= Your goal =
Leave out any picture and return the remaining listing below exactly as given.

Dataset records:
◇ ◇ ◇ ◇ ◇
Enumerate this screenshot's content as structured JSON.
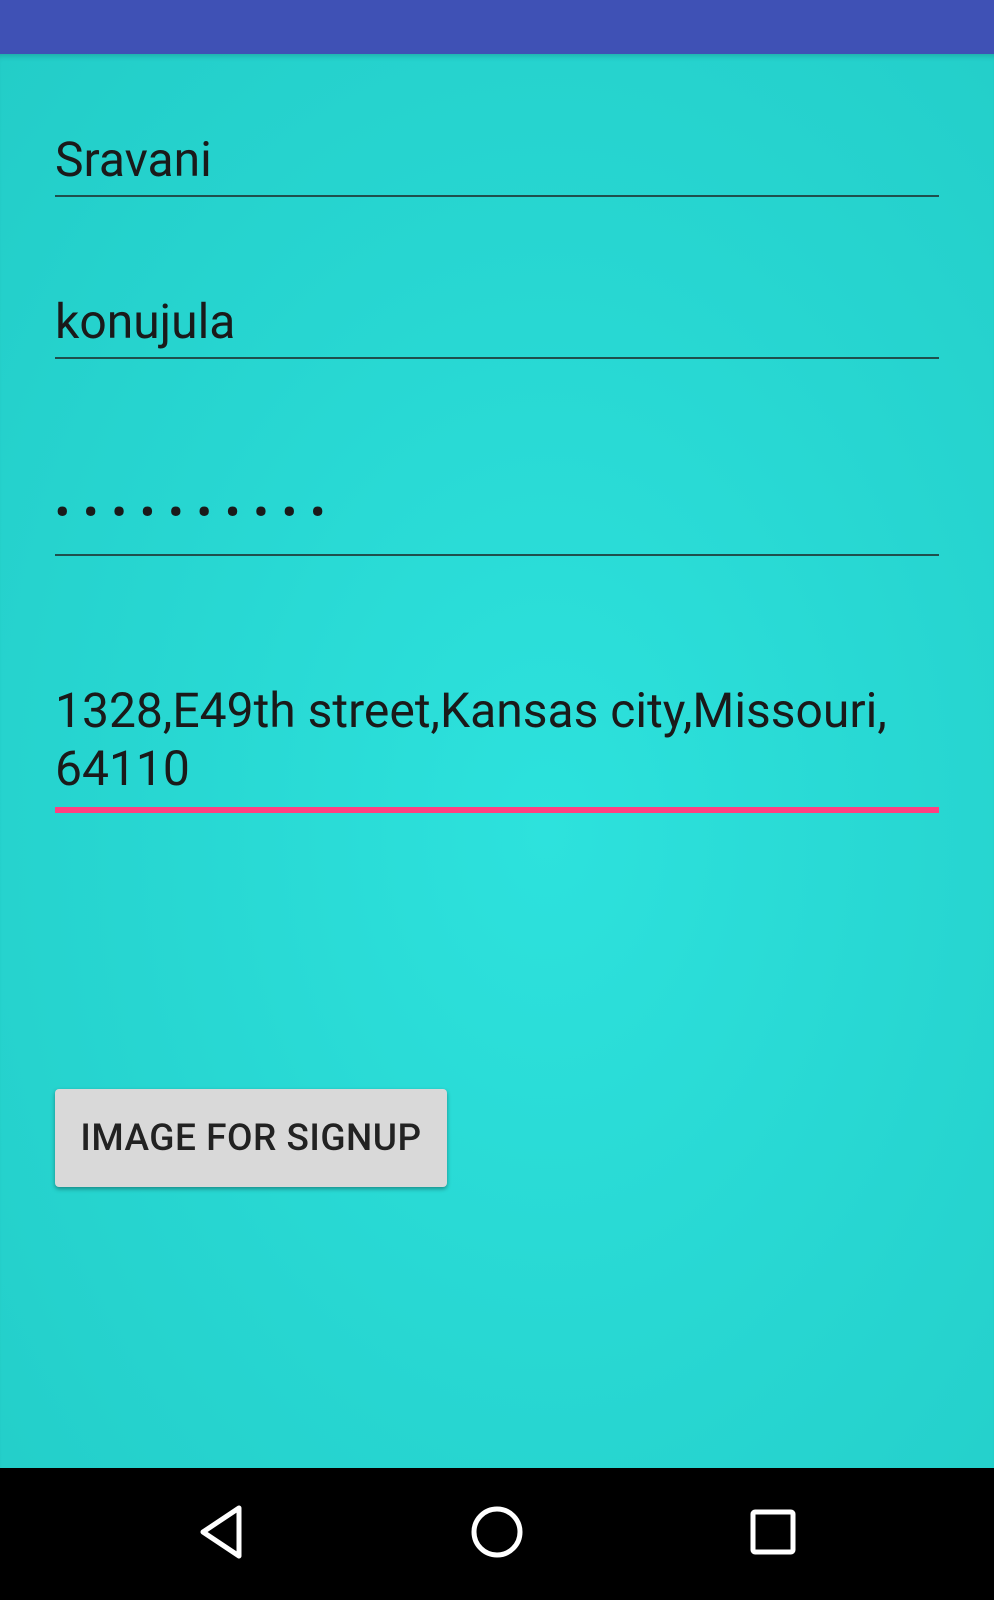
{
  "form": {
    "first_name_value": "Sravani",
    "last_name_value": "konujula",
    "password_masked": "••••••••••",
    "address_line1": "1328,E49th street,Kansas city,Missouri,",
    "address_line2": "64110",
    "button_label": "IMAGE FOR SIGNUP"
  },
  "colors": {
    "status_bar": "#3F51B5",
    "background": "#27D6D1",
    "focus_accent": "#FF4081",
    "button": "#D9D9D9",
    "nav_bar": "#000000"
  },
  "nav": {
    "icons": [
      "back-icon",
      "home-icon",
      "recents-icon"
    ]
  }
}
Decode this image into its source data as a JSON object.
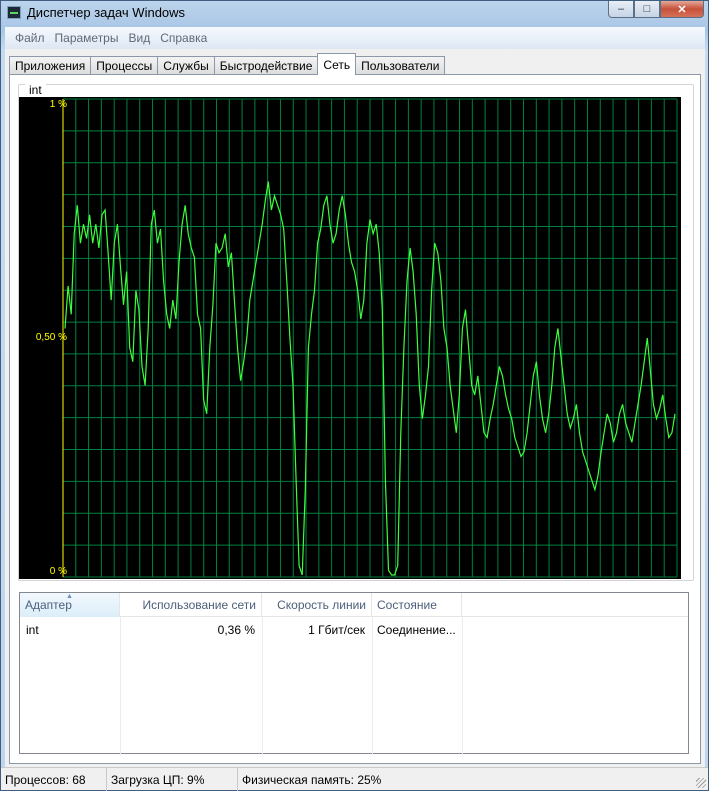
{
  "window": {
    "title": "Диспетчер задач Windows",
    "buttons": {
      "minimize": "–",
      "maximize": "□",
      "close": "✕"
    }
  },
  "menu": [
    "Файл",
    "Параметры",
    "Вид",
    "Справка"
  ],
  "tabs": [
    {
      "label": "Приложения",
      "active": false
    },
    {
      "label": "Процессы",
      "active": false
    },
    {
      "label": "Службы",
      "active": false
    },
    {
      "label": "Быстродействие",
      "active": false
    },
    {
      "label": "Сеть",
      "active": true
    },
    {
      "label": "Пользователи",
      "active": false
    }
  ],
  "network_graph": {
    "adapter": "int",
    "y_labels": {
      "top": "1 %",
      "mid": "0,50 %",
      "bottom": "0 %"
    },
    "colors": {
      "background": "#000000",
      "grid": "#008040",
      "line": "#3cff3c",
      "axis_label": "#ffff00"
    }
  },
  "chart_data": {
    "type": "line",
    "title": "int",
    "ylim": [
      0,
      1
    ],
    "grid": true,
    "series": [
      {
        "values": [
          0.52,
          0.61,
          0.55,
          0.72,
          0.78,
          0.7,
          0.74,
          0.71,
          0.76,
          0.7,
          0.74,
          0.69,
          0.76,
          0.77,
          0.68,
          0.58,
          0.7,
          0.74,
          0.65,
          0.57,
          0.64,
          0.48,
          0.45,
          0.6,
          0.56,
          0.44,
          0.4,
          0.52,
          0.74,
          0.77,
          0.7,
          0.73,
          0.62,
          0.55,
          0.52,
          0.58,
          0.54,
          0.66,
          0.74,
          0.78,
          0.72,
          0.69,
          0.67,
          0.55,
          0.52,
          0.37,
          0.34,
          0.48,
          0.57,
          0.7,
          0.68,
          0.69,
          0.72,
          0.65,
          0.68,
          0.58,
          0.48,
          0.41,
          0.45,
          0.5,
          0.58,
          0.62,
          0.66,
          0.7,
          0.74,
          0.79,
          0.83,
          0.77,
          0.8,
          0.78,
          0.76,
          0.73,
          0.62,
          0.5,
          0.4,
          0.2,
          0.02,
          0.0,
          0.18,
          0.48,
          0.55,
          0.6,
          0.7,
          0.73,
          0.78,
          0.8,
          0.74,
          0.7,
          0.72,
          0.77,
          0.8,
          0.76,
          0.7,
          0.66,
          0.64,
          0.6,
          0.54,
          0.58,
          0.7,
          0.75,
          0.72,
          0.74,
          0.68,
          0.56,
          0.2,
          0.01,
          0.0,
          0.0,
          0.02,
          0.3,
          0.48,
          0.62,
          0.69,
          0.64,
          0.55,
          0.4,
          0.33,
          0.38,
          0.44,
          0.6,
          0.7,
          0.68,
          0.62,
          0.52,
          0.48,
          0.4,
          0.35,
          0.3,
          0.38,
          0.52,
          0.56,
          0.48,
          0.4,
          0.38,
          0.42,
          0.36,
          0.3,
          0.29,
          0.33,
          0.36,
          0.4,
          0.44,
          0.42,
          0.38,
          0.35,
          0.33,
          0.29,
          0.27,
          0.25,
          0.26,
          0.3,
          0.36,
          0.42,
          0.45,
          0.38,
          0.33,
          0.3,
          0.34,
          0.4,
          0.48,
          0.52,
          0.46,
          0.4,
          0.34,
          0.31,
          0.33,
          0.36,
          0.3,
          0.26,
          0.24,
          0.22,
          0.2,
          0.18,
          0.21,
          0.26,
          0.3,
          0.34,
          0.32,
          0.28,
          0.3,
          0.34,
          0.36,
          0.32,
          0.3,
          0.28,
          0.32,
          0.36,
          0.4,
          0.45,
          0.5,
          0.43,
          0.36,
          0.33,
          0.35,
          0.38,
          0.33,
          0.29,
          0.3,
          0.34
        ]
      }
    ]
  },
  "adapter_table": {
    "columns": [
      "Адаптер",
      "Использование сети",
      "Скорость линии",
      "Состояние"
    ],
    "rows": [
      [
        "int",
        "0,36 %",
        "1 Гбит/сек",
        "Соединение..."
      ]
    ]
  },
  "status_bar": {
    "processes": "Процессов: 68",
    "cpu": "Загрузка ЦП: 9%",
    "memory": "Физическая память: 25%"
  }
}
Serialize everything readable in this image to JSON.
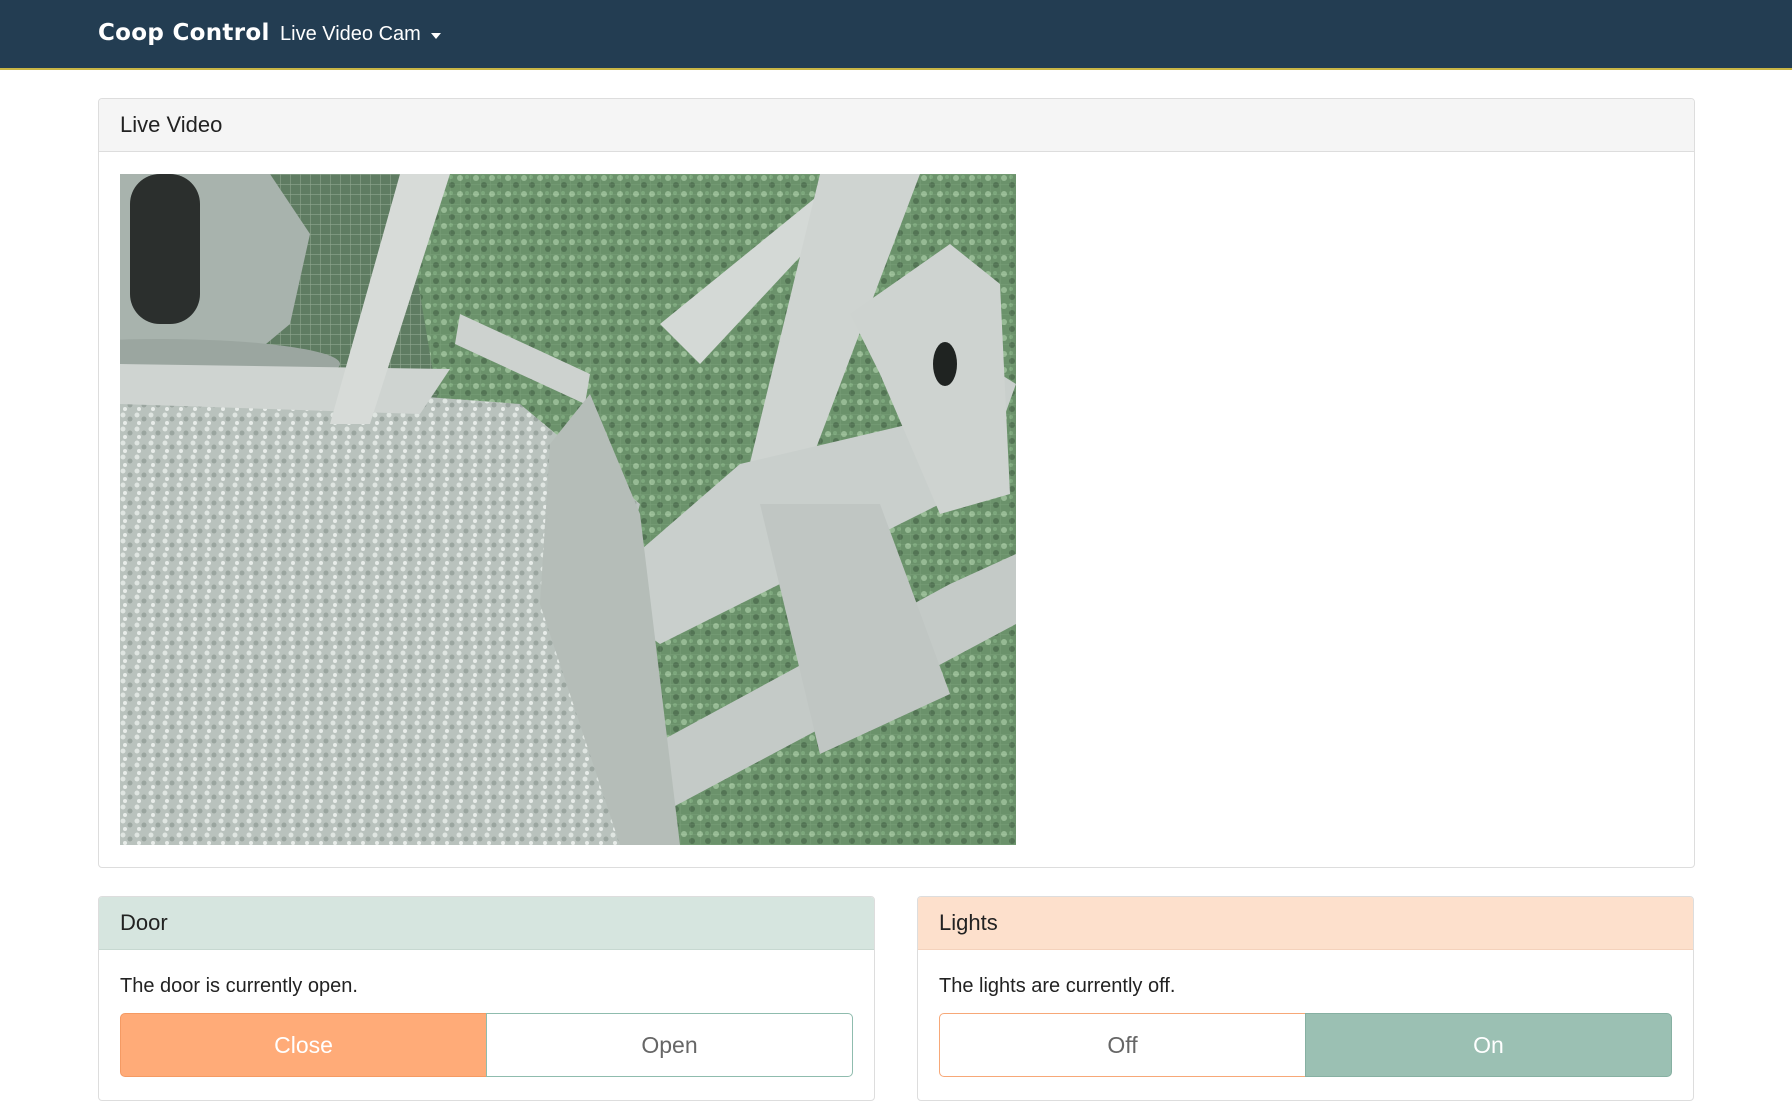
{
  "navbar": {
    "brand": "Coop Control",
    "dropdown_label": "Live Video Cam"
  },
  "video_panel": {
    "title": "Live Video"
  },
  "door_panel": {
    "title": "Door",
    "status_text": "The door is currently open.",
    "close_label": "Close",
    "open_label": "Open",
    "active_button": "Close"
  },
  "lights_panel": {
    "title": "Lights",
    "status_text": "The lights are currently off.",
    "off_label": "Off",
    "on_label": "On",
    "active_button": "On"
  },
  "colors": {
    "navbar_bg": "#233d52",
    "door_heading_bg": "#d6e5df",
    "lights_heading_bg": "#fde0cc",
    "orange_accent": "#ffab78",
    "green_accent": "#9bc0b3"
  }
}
◇ ◇ ◇ ◇ ◇
= Task result =
Enumerate this screenshot's content as structured JSON.
{
  "form": {
    "first_name_value": "Sravani",
    "last_name_value": "konujula",
    "password_masked": "••••••••••",
    "address_line1": "1328,E49th street,Kansas city,Missouri,",
    "address_line2": "64110",
    "button_label": "IMAGE FOR SIGNUP"
  },
  "colors": {
    "status_bar": "#3F51B5",
    "background": "#27D6D1",
    "focus_accent": "#FF4081",
    "button": "#D9D9D9",
    "nav_bar": "#000000"
  },
  "nav": {
    "icons": [
      "back-icon",
      "home-icon",
      "recents-icon"
    ]
  }
}
Decode this image into its source data as a JSON object.
{
  "window": {
    "title": "Диспетчер задач Windows",
    "buttons": {
      "minimize": "–",
      "maximize": "□",
      "close": "✕"
    }
  },
  "menu": [
    "Файл",
    "Параметры",
    "Вид",
    "Справка"
  ],
  "tabs": [
    {
      "label": "Приложения",
      "active": false
    },
    {
      "label": "Процессы",
      "active": false
    },
    {
      "label": "Службы",
      "active": false
    },
    {
      "label": "Быстродействие",
      "active": false
    },
    {
      "label": "Сеть",
      "active": true
    },
    {
      "label": "Пользователи",
      "active": false
    }
  ],
  "network_graph": {
    "adapter": "int",
    "y_labels": {
      "top": "1 %",
      "mid": "0,50 %",
      "bottom": "0 %"
    },
    "colors": {
      "background": "#000000",
      "grid": "#008040",
      "line": "#3cff3c",
      "axis_label": "#ffff00"
    }
  },
  "chart_data": {
    "type": "line",
    "title": "int",
    "ylim": [
      0,
      1
    ],
    "grid": true,
    "series": [
      {
        "values": [
          0.52,
          0.61,
          0.55,
          0.72,
          0.78,
          0.7,
          0.74,
          0.71,
          0.76,
          0.7,
          0.74,
          0.69,
          0.76,
          0.77,
          0.68,
          0.58,
          0.7,
          0.74,
          0.65,
          0.57,
          0.64,
          0.48,
          0.45,
          0.6,
          0.56,
          0.44,
          0.4,
          0.52,
          0.74,
          0.77,
          0.7,
          0.73,
          0.62,
          0.55,
          0.52,
          0.58,
          0.54,
          0.66,
          0.74,
          0.78,
          0.72,
          0.69,
          0.67,
          0.55,
          0.52,
          0.37,
          0.34,
          0.48,
          0.57,
          0.7,
          0.68,
          0.69,
          0.72,
          0.65,
          0.68,
          0.58,
          0.48,
          0.41,
          0.45,
          0.5,
          0.58,
          0.62,
          0.66,
          0.7,
          0.74,
          0.79,
          0.83,
          0.77,
          0.8,
          0.78,
          0.76,
          0.73,
          0.62,
          0.5,
          0.4,
          0.2,
          0.02,
          0.0,
          0.18,
          0.48,
          0.55,
          0.6,
          0.7,
          0.73,
          0.78,
          0.8,
          0.74,
          0.7,
          0.72,
          0.77,
          0.8,
          0.76,
          0.7,
          0.66,
          0.64,
          0.6,
          0.54,
          0.58,
          0.7,
          0.75,
          0.72,
          0.74,
          0.68,
          0.56,
          0.2,
          0.01,
          0.0,
          0.0,
          0.02,
          0.3,
          0.48,
          0.62,
          0.69,
          0.64,
          0.55,
          0.4,
          0.33,
          0.38,
          0.44,
          0.6,
          0.7,
          0.68,
          0.62,
          0.52,
          0.48,
          0.4,
          0.35,
          0.3,
          0.38,
          0.52,
          0.56,
          0.48,
          0.4,
          0.38,
          0.42,
          0.36,
          0.3,
          0.29,
          0.33,
          0.36,
          0.4,
          0.44,
          0.42,
          0.38,
          0.35,
          0.33,
          0.29,
          0.27,
          0.25,
          0.26,
          0.3,
          0.36,
          0.42,
          0.45,
          0.38,
          0.33,
          0.3,
          0.34,
          0.4,
          0.48,
          0.52,
          0.46,
          0.4,
          0.34,
          0.31,
          0.33,
          0.36,
          0.3,
          0.26,
          0.24,
          0.22,
          0.2,
          0.18,
          0.21,
          0.26,
          0.3,
          0.34,
          0.32,
          0.28,
          0.3,
          0.34,
          0.36,
          0.32,
          0.3,
          0.28,
          0.32,
          0.36,
          0.4,
          0.45,
          0.5,
          0.43,
          0.36,
          0.33,
          0.35,
          0.38,
          0.33,
          0.29,
          0.3,
          0.34
        ]
      }
    ]
  },
  "adapter_table": {
    "columns": [
      "Адаптер",
      "Использование сети",
      "Скорость линии",
      "Состояние"
    ],
    "rows": [
      [
        "int",
        "0,36 %",
        "1 Гбит/сек",
        "Соединение..."
      ]
    ]
  },
  "status_bar": {
    "processes": "Процессов: 68",
    "cpu": "Загрузка ЦП: 9%",
    "memory": "Физическая память: 25%"
  }
}
Serialize everything readable in this image to JSON.
{
  "navbar": {
    "brand": "Coop Control",
    "dropdown_label": "Live Video Cam"
  },
  "video_panel": {
    "title": "Live Video"
  },
  "door_panel": {
    "title": "Door",
    "status_text": "The door is currently open.",
    "close_label": "Close",
    "open_label": "Open",
    "active_button": "Close"
  },
  "lights_panel": {
    "title": "Lights",
    "status_text": "The lights are currently off.",
    "off_label": "Off",
    "on_label": "On",
    "active_button": "On"
  },
  "colors": {
    "navbar_bg": "#233d52",
    "door_heading_bg": "#d6e5df",
    "lights_heading_bg": "#fde0cc",
    "orange_accent": "#ffab78",
    "green_accent": "#9bc0b3"
  }
}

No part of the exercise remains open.